Challenge
Give, as a bare number, the count of lines that contain the word "each".

Stored rows
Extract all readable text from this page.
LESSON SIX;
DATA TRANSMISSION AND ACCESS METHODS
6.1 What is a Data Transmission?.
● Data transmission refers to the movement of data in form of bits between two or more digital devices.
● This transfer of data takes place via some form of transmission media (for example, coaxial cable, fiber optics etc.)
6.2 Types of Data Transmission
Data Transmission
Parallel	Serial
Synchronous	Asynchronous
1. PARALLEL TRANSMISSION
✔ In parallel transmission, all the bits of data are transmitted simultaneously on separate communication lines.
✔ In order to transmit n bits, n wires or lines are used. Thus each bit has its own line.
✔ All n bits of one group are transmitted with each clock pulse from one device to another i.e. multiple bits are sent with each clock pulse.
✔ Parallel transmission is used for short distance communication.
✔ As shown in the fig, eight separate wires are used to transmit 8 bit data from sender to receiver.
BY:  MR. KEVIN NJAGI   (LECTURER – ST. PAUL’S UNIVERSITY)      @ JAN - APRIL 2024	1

Correct output
2